# Records provided

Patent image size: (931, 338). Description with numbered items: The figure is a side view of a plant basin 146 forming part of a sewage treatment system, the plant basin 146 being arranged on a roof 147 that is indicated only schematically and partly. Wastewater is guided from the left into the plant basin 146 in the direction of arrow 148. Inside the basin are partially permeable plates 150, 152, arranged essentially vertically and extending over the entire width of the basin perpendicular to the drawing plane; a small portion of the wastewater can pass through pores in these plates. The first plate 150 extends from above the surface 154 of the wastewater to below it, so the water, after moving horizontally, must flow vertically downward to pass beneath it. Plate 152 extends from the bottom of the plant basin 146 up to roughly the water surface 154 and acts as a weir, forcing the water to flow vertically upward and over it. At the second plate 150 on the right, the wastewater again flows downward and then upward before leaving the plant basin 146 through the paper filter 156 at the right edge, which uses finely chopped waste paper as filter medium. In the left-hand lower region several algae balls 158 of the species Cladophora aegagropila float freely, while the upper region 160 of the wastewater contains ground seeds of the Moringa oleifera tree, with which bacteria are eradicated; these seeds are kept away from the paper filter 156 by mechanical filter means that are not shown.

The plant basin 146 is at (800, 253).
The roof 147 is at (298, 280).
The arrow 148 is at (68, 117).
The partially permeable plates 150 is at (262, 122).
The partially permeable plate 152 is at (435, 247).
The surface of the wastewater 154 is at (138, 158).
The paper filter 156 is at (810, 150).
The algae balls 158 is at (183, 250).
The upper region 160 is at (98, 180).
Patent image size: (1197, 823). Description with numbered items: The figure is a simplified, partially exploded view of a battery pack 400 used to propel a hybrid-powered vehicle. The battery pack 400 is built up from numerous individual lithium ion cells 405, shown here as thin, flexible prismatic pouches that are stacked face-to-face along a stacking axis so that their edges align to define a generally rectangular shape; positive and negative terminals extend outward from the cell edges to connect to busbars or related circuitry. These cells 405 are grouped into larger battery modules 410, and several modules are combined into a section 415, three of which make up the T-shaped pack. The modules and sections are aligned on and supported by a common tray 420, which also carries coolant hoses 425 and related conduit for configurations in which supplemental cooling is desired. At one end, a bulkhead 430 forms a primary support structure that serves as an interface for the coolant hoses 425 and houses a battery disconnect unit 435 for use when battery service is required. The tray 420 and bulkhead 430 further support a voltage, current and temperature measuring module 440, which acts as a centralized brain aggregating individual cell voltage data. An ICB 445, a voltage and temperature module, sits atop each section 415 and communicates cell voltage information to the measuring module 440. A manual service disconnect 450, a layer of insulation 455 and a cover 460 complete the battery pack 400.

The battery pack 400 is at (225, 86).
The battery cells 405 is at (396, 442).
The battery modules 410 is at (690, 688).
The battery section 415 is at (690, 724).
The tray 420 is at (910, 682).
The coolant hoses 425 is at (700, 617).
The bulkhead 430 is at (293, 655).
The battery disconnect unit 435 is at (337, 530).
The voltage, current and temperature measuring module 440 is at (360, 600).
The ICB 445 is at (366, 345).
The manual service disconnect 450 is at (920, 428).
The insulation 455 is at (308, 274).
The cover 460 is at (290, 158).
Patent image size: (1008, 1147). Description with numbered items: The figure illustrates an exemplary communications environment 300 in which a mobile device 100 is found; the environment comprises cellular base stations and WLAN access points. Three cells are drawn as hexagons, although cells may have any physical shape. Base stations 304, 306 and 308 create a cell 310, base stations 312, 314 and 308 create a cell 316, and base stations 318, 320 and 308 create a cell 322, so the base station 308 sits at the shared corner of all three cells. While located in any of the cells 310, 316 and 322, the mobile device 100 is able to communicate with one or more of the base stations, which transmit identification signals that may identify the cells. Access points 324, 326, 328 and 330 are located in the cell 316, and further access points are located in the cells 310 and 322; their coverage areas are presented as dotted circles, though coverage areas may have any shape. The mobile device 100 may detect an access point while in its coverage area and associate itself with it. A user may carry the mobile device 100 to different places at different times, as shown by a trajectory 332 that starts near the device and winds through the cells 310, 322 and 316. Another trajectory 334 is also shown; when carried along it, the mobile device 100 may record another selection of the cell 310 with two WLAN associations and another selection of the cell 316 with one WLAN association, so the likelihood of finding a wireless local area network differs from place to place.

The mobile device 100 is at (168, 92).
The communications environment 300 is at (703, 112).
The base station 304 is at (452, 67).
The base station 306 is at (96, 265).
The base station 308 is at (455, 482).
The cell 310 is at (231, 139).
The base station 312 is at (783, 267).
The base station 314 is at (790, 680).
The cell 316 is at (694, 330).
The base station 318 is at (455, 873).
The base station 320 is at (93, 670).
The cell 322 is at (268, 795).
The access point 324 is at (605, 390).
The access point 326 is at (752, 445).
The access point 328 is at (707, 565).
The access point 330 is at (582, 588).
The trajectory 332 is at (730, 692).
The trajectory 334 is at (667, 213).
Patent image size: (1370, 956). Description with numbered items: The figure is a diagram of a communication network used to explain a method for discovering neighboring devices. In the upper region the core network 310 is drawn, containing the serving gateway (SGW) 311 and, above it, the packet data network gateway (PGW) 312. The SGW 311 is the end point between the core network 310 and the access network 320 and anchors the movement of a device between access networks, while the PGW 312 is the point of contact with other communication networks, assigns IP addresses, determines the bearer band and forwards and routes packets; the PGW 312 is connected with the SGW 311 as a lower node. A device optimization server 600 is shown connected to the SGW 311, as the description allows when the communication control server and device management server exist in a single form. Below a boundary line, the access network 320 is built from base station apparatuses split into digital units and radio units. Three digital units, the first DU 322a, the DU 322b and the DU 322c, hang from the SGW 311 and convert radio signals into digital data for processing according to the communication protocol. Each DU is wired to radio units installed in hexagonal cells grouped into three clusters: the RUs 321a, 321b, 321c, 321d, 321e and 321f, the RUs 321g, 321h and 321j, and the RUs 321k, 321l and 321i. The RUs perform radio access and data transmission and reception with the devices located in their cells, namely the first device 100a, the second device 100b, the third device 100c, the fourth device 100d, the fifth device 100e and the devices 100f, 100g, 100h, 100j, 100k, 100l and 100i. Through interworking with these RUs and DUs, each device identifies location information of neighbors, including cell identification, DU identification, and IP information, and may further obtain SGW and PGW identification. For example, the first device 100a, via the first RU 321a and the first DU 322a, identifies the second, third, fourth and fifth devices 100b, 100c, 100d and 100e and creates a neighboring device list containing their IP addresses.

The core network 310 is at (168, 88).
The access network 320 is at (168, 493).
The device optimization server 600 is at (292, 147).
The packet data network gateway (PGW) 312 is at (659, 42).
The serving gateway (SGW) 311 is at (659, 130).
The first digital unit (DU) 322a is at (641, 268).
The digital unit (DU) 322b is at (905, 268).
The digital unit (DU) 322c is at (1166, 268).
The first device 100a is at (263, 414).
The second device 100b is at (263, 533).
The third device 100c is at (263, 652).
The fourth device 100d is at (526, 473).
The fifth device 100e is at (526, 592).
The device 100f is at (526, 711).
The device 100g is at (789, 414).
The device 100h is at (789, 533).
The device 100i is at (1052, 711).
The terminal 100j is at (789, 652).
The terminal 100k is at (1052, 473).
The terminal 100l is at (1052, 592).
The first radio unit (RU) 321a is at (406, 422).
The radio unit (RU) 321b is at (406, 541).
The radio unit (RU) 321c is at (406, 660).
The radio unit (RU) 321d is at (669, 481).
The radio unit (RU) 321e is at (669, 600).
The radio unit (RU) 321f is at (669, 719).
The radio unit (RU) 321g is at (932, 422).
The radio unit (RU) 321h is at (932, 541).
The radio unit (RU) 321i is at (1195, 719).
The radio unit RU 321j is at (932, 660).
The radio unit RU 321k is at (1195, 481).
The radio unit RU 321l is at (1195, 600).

# What the task asks
Set down all of the data above, word for word.

# Output
Patent image size: (931, 338). Description with numbered items: The figure is a side view of a plant basin 146 forming part of a sewage treatment system, the plant basin 146 being arranged on a roof 147 that is indicated only schematically and partly. Wastewater is guided from the left into the plant basin 146 in the direction of arrow 148. Inside the basin are partially permeable plates 150, 152, arranged essentially vertically and extending over the entire width of the basin perpendicular to the drawing plane; a small portion of the wastewater can pass through pores in these plates. The first plate 150 extends from above the surface 154 of the wastewater to below it, so the water, after moving horizontally, must flow vertically downward to pass beneath it. Plate 152 extends from the bottom of the plant basin 146 up to roughly the water surface 154 and acts as a weir, forcing the water to flow vertically upward and over it. At the second plate 150 on the right, the wastewater again flows downward and then upward before leaving the plant basin 146 through the paper filter 156 at the right edge, which uses finely chopped waste paper as filter medium. In the left-hand lower region several algae balls 158 of the species Cladophora aegagropila float freely, while the upper region 160 of the wastewater contains ground seeds of the Moringa oleifera tree, with which bacteria are eradicated; these seeds are kept away from the paper filter 156 by mechanical filter means that are not shown.

The plant basin 146 is at (800, 253).
The roof 147 is at (298, 280).
The arrow 148 is at (68, 117).
The partially permeable plates 150 is at (262, 122).
The partially permeable plate 152 is at (435, 247).
The surface of the wastewater 154 is at (138, 158).
The paper filter 156 is at (810, 150).
The algae balls 158 is at (183, 250).
The upper region 160 is at (98, 180).
Patent image size: (1197, 823). Description with numbered items: The figure is a simplified, partially exploded view of a battery pack 400 used to propel a hybrid-powered vehicle. The battery pack 400 is built up from numerous individual lithium ion cells 405, shown here as thin, flexible prismatic pouches that are stacked face-to-face along a stacking axis so that their edges align to define a generally rectangular shape; positive and negative terminals extend outward from the cell edges to connect to busbars or related circuitry. These cells 405 are grouped into larger battery modules 410, and several modules are combined into a section 415, three of which make up the T-shaped pack. The modules and sections are aligned on and supported by a common tray 420, which also carries coolant hoses 425 and related conduit for configurations in which supplemental cooling is desired. At one end, a bulkhead 430 forms a primary support structure that serves as an interface for the coolant hoses 425 and houses a battery disconnect unit 435 for use when battery service is required. The tray 420 and bulkhead 430 further support a voltage, current and temperature measuring module 440, which acts as a centralized brain aggregating individual cell voltage data. An ICB 445, a voltage and temperature module, sits atop each section 415 and communicates cell voltage information to the measuring module 440. A manual service disconnect 450, a layer of insulation 455 and a cover 460 complete the battery pack 400.

The battery pack 400 is at (225, 86).
The battery cells 405 is at (396, 442).
The battery modules 410 is at (690, 688).
The battery section 415 is at (690, 724).
The tray 420 is at (910, 682).
The coolant hoses 425 is at (700, 617).
The bulkhead 430 is at (293, 655).
The battery disconnect unit 435 is at (337, 530).
The voltage, current and temperature measuring module 440 is at (360, 600).
The ICB 445 is at (366, 345).
The manual service disconnect 450 is at (920, 428).
The insulation 455 is at (308, 274).
The cover 460 is at (290, 158).
Patent image size: (1008, 1147). Description with numbered items: The figure illustrates an exemplary communications environment 300 in which a mobile device 100 is found; the environment comprises cellular base stations and WLAN access points. Three cells are drawn as hexagons, although cells may have any physical shape. Base stations 304, 306 and 308 create a cell 310, base stations 312, 314 and 308 create a cell 316, and base stations 318, 320 and 308 create a cell 322, so the base station 308 sits at the shared corner of all three cells. While located in any of the cells 310, 316 and 322, the mobile device 100 is able to communicate with one or more of the base stations, which transmit identification signals that may identify the cells. Access points 324, 326, 328 and 330 are located in the cell 316, and further access points are located in the cells 310 and 322; their coverage areas are presented as dotted circles, though coverage areas may have any shape. The mobile device 100 may detect an access point while in its coverage area and associate itself with it. A user may carry the mobile device 100 to different places at different times, as shown by a trajectory 332 that starts near the device and winds through the cells 310, 322 and 316. Another trajectory 334 is also shown; when carried along it, the mobile device 100 may record another selection of the cell 310 with two WLAN associations and another selection of the cell 316 with one WLAN association, so the likelihood of finding a wireless local area network differs from place to place.

The mobile device 100 is at (168, 92).
The communications environment 300 is at (703, 112).
The base station 304 is at (452, 67).
The base station 306 is at (96, 265).
The base station 308 is at (455, 482).
The cell 310 is at (231, 139).
The base station 312 is at (783, 267).
The base station 314 is at (790, 680).
The cell 316 is at (694, 330).
The base station 318 is at (455, 873).
The base station 320 is at (93, 670).
The cell 322 is at (268, 795).
The access point 324 is at (605, 390).
The access point 326 is at (752, 445).
The access point 328 is at (707, 565).
The access point 330 is at (582, 588).
The trajectory 332 is at (730, 692).
The trajectory 334 is at (667, 213).
Patent image size: (1370, 956). Description with numbered items: The figure is a diagram of a communication network used to explain a method for discovering neighboring devices. In the upper region the core network 310 is drawn, containing the serving gateway (SGW) 311 and, above it, the packet data network gateway (PGW) 312. The SGW 311 is the end point between the core network 310 and the access network 320 and anchors the movement of a device between access networks, while the PGW 312 is the point of contact with other communication networks, assigns IP addresses, determines the bearer band and forwards and routes packets; the PGW 312 is connected with the SGW 311 as a lower node. A device optimization server 600 is shown connected to the SGW 311, as the description allows when the communication control server and device management server exist in a single form. Below a boundary line, the access network 320 is built from base station apparatuses split into digital units and radio units. Three digital units, the first DU 322a, the DU 322b and the DU 322c, hang from the SGW 311 and convert radio signals into digital data for processing according to the communication protocol. Each DU is wired to radio units installed in hexagonal cells grouped into three clusters: the RUs 321a, 321b, 321c, 321d, 321e and 321f, the RUs 321g, 321h and 321j, and the RUs 321k, 321l and 321i. The RUs perform radio access and data transmission and reception with the devices located in their cells, namely the first device 100a, the second device 100b, the third device 100c, the fourth device 100d, the fifth device 100e and the devices 100f, 100g, 100h, 100j, 100k, 100l and 100i. Through interworking with these RUs and DUs, each device identifies location information of neighbors, including cell identification, DU identification, and IP information, and may further obtain SGW and PGW identification. For example, the first device 100a, via the first RU 321a and the first DU 322a, identifies the second, third, fourth and fifth devices 100b, 100c, 100d and 100e and creates a neighboring device list containing their IP addresses.

The core network 310 is at (168, 88).
The access network 320 is at (168, 493).
The device optimization server 600 is at (292, 147).
The packet data network gateway (PGW) 312 is at (659, 42).
The serving gateway (SGW) 311 is at (659, 130).
The first digital unit (DU) 322a is at (641, 268).
The digital unit (DU) 322b is at (905, 268).
The digital unit (DU) 322c is at (1166, 268).
The first device 100a is at (263, 414).
The second device 100b is at (263, 533).
The third device 100c is at (263, 652).
The fourth device 100d is at (526, 473).
The fifth device 100e is at (526, 592).
The device 100f is at (526, 711).
The device 100g is at (789, 414).
The device 100h is at (789, 533).
The device 100i is at (1052, 711).
The terminal 100j is at (789, 652).
The terminal 100k is at (1052, 473).
The terminal 100l is at (1052, 592).
The first radio unit (RU) 321a is at (406, 422).
The radio unit (RU) 321b is at (406, 541).
The radio unit (RU) 321c is at (406, 660).
The radio unit (RU) 321d is at (669, 481).
The radio unit (RU) 321e is at (669, 600).
The radio unit (RU) 321f is at (669, 719).
The radio unit (RU) 321g is at (932, 422).
The radio unit (RU) 321h is at (932, 541).
The radio unit (RU) 321i is at (1195, 719).
The radio unit RU 321j is at (932, 660).
The radio unit RU 321k is at (1195, 481).
The radio unit RU 321l is at (1195, 600).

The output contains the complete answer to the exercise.